(EXERCISE DATA Opens)

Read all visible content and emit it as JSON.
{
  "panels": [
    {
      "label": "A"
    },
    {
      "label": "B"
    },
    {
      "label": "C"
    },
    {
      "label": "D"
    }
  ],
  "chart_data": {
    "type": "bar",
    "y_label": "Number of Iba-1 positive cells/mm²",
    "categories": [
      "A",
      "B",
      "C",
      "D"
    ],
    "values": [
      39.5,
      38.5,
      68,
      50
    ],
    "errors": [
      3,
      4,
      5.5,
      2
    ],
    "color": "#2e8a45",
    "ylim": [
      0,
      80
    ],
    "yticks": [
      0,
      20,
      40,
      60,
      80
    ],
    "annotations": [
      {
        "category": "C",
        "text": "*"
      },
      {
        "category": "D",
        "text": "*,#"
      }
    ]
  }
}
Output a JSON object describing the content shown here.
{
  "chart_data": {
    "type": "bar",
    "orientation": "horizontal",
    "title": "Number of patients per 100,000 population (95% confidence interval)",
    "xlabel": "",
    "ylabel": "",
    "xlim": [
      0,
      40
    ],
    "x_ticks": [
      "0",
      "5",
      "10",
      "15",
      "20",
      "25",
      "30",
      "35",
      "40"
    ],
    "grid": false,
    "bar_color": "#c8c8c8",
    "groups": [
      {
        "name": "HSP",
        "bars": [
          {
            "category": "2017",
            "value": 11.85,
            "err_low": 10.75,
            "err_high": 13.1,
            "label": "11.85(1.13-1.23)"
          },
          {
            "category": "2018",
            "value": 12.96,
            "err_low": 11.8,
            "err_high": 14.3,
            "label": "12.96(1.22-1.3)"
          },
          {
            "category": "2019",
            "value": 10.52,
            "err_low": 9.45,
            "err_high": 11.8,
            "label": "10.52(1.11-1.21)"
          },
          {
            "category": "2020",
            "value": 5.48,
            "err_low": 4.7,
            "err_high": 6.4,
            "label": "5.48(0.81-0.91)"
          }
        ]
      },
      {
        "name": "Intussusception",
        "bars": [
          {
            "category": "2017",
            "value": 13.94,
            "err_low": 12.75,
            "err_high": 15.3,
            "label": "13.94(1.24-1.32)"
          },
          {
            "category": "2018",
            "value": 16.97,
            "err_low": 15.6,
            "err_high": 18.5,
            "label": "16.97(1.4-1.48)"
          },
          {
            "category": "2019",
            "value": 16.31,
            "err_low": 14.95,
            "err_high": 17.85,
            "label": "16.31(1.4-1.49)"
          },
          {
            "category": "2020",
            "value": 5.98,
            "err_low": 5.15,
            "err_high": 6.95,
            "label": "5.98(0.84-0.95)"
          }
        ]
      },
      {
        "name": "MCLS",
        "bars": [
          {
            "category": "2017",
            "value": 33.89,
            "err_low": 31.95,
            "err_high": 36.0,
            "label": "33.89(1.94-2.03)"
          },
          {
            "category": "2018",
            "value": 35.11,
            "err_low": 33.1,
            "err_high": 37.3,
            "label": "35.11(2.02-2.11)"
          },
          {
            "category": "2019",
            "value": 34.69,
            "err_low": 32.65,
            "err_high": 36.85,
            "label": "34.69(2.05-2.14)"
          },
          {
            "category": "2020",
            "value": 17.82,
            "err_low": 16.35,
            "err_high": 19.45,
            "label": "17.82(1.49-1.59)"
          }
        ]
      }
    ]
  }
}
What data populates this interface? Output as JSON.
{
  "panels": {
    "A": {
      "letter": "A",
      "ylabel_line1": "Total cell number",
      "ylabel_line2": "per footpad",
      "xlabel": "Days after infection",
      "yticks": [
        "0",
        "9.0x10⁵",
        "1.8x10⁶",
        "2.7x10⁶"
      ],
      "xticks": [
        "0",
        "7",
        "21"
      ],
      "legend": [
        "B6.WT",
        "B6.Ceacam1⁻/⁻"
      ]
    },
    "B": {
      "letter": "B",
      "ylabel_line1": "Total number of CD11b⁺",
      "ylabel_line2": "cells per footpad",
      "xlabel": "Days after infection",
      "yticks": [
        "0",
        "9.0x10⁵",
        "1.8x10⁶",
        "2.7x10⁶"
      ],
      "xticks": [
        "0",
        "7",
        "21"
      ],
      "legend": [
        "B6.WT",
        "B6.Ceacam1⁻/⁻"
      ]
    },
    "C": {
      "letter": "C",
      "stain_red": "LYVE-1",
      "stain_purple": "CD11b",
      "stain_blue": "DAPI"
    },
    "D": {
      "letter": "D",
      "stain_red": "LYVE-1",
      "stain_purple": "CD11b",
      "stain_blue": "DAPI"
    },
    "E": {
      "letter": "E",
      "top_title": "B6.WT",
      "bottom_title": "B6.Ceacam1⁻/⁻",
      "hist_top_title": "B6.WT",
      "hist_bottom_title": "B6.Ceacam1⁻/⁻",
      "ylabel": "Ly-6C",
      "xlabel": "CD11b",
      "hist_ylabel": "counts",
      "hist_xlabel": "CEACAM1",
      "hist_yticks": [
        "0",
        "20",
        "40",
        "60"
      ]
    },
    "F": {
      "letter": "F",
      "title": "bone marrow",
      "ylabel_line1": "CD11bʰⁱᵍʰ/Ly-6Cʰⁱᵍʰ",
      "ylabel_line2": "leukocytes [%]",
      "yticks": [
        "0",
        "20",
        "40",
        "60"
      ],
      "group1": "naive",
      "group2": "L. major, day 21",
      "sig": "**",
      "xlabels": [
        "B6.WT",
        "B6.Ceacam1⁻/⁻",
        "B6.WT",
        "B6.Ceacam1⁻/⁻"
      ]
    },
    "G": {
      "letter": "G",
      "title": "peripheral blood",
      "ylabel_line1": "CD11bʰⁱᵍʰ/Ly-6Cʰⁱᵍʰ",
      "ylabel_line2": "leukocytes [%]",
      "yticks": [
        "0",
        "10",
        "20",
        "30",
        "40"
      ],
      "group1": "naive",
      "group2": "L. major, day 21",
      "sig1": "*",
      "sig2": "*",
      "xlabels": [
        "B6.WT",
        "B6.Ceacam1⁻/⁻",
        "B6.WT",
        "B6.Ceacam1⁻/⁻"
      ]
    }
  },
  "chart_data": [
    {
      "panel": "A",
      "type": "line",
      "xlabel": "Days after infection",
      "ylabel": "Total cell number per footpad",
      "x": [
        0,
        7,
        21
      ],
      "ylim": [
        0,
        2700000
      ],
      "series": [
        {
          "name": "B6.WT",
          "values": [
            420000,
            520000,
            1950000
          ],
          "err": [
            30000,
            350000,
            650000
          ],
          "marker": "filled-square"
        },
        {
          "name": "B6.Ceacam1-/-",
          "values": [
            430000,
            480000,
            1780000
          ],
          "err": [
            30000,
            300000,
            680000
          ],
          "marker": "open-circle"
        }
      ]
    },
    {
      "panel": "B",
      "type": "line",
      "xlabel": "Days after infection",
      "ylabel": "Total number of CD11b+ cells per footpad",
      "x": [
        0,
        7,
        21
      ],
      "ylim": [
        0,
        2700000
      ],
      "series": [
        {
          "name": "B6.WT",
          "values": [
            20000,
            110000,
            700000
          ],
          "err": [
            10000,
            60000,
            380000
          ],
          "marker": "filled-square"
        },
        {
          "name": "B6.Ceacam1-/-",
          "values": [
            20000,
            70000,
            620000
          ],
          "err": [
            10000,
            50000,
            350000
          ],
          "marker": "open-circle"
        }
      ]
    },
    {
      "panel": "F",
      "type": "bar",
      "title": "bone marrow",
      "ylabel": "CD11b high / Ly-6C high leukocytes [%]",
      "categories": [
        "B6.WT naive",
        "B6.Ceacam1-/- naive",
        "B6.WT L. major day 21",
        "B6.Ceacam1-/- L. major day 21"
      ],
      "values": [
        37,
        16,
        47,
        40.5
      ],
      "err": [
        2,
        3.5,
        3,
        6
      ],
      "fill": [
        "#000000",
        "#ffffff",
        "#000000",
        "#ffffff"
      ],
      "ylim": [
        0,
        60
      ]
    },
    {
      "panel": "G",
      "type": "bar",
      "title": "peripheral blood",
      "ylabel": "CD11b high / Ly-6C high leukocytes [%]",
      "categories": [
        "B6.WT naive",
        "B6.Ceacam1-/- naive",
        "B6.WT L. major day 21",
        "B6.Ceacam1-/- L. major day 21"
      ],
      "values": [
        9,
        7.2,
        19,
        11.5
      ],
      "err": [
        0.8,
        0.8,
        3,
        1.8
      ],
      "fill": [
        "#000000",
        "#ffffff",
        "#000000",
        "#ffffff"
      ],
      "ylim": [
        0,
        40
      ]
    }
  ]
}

(EXERCISE DATA Closes)

PROBLEM STATEMENT:
How many lines in the data above contain the string "Output"? Reply with only the number.

SOLUTION BELOW:
2